§ OBJECTIVE
Return the records exactly as they are.

§ SUPPLIED DATA
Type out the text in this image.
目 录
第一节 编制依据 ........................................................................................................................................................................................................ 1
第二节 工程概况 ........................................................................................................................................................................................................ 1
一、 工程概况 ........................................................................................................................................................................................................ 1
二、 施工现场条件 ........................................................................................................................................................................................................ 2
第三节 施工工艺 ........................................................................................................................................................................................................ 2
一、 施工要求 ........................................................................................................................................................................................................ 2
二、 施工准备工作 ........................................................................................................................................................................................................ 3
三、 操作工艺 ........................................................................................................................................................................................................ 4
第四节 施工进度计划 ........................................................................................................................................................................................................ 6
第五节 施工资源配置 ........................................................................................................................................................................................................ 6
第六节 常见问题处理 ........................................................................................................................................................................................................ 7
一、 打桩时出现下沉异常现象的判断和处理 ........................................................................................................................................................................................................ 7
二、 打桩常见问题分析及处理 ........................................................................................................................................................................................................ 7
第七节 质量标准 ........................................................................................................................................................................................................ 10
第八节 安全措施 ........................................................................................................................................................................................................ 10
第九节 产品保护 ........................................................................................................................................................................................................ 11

§ WRITTEN SOLUTION
Type out the text in this image.
目 录
第一节 编制依据 ........................................................................................................................................................................................................ 1
第二节 工程概况 ........................................................................................................................................................................................................ 1
一、 工程概况 ........................................................................................................................................................................................................ 1
二、 施工现场条件 ........................................................................................................................................................................................................ 2
第三节 施工工艺 ........................................................................................................................................................................................................ 2
一、 施工要求 ........................................................................................................................................................................................................ 2
二、 施工准备工作 ........................................................................................................................................................................................................ 3
三、 操作工艺 ........................................................................................................................................................................................................ 4
第四节 施工进度计划 ........................................................................................................................................................................................................ 6
第五节 施工资源配置 ........................................................................................................................................................................................................ 6
第六节 常见问题处理 ........................................................................................................................................................................................................ 7
一、 打桩时出现下沉异常现象的判断和处理 ........................................................................................................................................................................................................ 7
二、 打桩常见问题分析及处理 ........................................................................................................................................................................................................ 7
第七节 质量标准 ........................................................................................................................................................................................................ 10
第八节 安全措施 ........................................................................................................................................................................................................ 10
第九节 产品保护 ........................................................................................................................................................................................................ 11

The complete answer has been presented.